Collect all lines below with the string "MyGrid".

[START]

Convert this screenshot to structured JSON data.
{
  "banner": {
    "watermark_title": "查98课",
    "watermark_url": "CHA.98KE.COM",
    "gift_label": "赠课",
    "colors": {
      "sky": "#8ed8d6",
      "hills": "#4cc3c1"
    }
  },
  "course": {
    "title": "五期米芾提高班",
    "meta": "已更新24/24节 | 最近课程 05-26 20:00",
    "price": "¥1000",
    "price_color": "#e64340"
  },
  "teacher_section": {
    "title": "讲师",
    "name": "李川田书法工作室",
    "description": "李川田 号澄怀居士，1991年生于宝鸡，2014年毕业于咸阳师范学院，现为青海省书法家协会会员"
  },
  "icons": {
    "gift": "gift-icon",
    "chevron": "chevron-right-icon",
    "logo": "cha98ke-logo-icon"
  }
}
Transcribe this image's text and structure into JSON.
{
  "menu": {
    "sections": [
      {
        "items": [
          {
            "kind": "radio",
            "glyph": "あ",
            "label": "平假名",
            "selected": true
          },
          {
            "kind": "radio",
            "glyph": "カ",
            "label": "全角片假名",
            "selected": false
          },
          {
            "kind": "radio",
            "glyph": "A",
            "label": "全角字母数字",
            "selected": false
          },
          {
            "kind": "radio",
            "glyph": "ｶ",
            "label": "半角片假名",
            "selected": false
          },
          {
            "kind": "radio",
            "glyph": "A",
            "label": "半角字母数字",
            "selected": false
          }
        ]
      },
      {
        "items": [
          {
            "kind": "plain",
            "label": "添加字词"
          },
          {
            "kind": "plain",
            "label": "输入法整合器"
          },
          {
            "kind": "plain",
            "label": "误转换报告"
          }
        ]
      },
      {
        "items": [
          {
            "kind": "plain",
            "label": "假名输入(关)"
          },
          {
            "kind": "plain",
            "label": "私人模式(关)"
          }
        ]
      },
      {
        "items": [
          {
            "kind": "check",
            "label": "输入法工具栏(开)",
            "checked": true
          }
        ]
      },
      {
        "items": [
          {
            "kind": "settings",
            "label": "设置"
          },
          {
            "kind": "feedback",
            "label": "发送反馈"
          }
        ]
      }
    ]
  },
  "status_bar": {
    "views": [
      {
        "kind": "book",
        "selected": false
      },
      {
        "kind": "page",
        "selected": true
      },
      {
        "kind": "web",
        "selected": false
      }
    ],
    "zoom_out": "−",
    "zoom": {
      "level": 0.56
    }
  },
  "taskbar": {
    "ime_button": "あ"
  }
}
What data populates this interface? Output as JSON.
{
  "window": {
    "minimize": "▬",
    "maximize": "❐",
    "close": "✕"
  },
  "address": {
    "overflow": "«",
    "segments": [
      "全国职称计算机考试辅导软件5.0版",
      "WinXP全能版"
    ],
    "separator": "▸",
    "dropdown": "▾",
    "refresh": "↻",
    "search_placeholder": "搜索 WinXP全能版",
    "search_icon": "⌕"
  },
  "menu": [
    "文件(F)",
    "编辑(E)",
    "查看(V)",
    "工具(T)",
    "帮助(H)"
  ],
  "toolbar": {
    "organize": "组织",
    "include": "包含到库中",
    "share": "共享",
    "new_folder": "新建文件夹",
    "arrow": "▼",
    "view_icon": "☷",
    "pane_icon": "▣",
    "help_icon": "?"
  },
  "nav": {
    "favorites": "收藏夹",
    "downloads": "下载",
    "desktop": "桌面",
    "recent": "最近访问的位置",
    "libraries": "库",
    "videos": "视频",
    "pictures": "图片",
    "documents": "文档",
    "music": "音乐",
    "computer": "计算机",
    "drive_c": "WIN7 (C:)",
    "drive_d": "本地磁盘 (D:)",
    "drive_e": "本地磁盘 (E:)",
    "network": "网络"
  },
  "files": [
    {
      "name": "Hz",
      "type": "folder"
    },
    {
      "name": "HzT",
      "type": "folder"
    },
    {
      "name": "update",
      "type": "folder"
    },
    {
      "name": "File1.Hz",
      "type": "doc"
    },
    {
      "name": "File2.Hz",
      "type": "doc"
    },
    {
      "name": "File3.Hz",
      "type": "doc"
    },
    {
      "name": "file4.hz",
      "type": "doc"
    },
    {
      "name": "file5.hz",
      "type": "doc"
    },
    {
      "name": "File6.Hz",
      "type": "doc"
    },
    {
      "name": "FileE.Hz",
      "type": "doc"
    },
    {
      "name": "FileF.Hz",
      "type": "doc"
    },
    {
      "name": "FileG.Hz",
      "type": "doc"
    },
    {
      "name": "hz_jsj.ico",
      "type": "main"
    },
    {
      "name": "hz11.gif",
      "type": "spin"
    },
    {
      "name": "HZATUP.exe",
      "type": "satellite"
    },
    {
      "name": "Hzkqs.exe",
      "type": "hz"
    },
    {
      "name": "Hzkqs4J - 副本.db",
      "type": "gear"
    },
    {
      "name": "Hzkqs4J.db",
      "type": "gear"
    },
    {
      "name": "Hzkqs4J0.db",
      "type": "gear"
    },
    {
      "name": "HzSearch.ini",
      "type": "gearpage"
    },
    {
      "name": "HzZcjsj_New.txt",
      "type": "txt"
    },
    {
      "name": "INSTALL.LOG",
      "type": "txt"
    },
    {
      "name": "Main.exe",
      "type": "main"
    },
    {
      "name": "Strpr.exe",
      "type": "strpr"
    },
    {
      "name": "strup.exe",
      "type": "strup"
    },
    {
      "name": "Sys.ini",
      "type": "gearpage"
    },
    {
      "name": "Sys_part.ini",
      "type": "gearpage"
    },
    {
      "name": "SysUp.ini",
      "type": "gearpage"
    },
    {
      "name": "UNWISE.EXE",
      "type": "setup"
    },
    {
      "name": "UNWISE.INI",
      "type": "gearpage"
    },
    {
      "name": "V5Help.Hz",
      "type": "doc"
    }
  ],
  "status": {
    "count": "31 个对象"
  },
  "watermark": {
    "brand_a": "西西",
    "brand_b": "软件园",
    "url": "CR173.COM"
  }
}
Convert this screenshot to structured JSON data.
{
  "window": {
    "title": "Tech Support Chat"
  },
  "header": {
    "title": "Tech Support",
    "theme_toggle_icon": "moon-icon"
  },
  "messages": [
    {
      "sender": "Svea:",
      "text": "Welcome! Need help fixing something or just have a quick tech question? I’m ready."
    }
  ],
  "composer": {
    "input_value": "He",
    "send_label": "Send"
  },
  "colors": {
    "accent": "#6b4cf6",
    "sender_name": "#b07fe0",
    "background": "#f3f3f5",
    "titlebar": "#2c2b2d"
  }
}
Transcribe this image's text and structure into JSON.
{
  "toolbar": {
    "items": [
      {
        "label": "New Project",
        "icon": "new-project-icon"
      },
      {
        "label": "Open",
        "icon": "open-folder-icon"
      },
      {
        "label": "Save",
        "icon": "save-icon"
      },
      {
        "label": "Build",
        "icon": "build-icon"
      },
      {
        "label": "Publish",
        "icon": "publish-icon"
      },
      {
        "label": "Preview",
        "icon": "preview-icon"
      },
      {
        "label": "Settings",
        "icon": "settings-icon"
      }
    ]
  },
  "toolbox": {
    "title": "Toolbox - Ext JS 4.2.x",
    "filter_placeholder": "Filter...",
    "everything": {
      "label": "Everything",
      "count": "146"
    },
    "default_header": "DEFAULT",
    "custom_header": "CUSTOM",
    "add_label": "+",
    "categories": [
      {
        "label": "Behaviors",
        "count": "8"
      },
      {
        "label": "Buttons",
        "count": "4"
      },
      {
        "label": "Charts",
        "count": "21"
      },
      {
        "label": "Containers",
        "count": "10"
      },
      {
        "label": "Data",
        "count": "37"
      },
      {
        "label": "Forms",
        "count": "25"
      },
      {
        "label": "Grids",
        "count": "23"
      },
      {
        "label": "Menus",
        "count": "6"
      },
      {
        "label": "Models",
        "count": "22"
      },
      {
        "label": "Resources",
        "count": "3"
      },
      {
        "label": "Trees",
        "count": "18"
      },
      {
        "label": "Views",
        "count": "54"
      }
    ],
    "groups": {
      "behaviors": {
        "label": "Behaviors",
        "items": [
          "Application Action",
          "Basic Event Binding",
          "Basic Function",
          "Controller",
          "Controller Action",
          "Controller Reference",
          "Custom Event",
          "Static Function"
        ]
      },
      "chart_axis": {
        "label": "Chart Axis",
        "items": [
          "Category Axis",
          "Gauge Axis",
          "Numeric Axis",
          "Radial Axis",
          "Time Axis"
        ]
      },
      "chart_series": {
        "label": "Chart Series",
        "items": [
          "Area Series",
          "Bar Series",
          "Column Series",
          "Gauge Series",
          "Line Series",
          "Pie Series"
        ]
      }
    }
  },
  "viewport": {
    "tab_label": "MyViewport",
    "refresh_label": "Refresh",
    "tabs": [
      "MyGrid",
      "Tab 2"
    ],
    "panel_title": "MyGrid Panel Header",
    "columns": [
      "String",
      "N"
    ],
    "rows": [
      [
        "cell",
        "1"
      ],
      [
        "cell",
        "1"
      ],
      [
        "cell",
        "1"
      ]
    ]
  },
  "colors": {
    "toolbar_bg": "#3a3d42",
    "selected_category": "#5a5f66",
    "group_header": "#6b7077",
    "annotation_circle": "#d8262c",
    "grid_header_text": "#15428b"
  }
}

[END]

▶ The result:
      "MyGrid",
    "panel_title": "MyGrid Panel Header",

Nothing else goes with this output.